TO BE DONE |
From the entries below, please gather each line containing the string "folates".

* BEGIN GIVEN DATA *

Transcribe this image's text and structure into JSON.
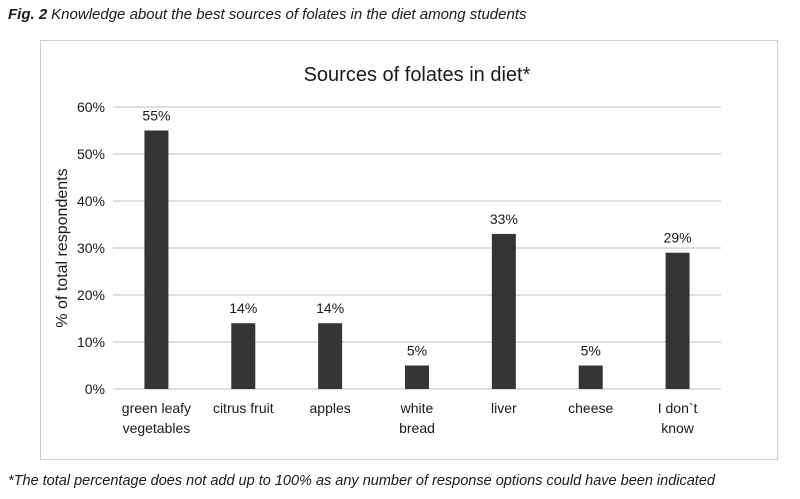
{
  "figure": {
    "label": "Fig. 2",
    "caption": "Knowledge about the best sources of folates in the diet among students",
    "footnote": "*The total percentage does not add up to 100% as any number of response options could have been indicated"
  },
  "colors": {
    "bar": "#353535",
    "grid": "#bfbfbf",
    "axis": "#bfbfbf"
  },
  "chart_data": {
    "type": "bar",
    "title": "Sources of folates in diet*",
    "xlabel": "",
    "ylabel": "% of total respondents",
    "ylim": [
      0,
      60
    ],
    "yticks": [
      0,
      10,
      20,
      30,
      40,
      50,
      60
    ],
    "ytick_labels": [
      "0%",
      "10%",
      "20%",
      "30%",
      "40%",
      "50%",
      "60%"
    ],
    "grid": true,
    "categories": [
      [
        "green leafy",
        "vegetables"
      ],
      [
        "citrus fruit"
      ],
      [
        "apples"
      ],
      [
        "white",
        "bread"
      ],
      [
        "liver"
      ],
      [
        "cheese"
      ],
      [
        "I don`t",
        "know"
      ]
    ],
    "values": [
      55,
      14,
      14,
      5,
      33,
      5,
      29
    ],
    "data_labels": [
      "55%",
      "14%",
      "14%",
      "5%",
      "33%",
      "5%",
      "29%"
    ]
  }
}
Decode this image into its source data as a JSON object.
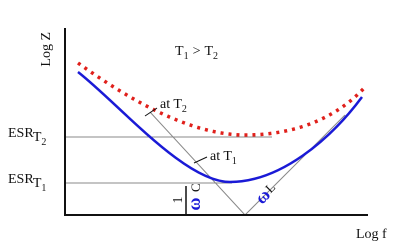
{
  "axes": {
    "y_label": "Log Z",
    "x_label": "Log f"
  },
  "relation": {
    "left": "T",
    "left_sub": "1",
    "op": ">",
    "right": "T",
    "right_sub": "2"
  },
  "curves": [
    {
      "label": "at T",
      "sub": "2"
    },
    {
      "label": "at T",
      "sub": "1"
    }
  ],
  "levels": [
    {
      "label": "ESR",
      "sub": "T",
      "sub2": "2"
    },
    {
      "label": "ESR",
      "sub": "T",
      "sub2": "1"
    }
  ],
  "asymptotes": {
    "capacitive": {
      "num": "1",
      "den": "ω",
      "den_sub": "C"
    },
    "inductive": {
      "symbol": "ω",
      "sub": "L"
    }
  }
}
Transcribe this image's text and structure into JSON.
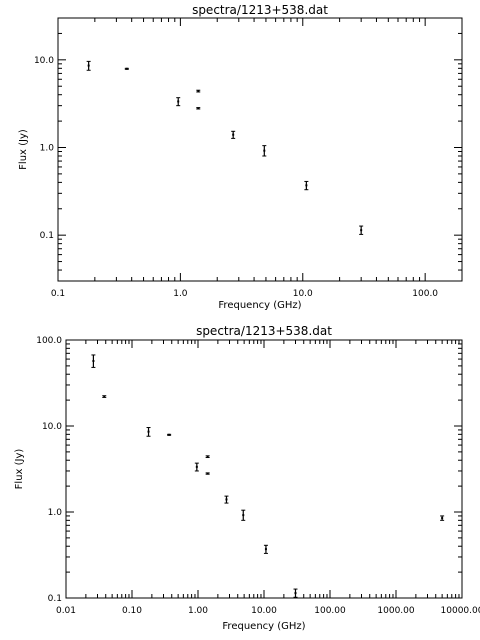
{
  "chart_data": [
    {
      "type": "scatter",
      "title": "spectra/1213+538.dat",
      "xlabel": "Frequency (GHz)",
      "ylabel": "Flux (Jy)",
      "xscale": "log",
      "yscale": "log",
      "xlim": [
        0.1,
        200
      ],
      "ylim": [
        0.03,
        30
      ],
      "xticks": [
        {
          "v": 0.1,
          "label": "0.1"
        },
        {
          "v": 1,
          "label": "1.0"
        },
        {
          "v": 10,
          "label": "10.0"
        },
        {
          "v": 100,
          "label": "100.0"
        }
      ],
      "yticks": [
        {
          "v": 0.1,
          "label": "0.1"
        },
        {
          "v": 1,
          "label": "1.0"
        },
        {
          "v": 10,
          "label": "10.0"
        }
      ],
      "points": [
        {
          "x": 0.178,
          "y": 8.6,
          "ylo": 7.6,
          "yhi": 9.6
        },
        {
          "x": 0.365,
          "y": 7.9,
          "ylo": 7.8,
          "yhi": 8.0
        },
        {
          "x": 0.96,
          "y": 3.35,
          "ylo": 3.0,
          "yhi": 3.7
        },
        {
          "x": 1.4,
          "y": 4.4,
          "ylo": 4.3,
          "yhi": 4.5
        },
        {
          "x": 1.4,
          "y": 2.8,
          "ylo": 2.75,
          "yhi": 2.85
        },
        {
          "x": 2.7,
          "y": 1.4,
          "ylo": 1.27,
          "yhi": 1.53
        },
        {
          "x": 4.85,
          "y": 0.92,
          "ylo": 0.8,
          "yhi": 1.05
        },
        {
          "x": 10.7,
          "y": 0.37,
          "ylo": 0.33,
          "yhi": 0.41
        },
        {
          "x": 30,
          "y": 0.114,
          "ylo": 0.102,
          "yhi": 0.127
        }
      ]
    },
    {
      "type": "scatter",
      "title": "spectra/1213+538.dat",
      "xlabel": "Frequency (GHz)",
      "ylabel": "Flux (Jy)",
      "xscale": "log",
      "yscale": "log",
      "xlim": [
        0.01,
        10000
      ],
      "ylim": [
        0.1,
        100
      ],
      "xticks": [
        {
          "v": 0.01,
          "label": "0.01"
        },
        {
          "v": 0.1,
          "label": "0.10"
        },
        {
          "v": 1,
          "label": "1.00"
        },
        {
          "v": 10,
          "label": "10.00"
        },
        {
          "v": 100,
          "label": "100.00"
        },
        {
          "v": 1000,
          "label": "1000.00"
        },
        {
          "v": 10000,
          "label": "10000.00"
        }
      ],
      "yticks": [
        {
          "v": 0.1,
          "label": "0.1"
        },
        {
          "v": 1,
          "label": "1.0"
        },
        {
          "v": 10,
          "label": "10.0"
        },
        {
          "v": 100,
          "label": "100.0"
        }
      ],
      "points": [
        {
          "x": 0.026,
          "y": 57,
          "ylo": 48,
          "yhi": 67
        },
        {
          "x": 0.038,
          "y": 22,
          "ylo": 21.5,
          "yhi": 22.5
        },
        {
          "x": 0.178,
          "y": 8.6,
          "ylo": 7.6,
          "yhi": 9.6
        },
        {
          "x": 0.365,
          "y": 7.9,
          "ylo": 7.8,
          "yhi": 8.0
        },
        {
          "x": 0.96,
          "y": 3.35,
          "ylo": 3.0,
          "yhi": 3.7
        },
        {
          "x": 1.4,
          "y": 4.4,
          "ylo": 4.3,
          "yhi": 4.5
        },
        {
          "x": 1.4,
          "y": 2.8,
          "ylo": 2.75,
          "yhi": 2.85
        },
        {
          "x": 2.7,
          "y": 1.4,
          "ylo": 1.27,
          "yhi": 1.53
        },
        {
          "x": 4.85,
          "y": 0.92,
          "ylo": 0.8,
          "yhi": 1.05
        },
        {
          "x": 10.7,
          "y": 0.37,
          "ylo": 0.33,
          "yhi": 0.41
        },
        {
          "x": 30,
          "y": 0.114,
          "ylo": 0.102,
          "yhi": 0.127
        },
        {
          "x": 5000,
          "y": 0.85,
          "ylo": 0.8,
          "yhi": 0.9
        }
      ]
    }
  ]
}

* END GIVEN DATA *
* BEGIN GIVEN DATA *

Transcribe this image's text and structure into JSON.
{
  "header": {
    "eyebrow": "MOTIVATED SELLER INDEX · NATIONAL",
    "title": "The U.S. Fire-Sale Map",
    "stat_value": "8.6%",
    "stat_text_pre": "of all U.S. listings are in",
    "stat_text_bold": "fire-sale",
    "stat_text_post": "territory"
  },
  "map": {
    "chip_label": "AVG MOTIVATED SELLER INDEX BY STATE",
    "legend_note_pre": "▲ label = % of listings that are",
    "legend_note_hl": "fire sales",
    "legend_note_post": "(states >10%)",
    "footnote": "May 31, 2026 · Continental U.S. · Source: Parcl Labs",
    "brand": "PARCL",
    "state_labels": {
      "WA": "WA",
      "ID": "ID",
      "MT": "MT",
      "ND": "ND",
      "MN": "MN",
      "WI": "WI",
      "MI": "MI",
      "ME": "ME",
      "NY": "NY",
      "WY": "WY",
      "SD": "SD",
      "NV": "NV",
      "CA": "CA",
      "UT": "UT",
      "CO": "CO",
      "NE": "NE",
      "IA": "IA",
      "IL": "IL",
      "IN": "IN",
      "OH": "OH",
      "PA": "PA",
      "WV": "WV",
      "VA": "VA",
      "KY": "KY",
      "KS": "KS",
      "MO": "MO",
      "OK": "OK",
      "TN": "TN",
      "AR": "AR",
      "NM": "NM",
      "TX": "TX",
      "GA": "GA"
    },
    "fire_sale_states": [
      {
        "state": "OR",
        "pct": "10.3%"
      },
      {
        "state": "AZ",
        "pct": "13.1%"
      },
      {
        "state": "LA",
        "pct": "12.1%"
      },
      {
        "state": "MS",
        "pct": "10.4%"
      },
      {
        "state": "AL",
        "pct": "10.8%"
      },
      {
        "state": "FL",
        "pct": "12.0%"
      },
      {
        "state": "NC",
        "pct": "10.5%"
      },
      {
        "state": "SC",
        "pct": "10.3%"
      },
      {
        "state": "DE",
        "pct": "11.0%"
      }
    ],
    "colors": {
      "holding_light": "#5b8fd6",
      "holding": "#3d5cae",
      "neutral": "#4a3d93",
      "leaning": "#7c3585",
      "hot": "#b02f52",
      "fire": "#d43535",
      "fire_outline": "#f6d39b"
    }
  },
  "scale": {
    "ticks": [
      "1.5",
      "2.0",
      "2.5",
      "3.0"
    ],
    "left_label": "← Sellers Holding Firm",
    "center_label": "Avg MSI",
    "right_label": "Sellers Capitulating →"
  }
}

* END GIVEN DATA *

THE COMPLETED TASK |
    "caption": "Knowledge about the best sources of folates in the diet among students",
    "title": "Sources of folates in diet*",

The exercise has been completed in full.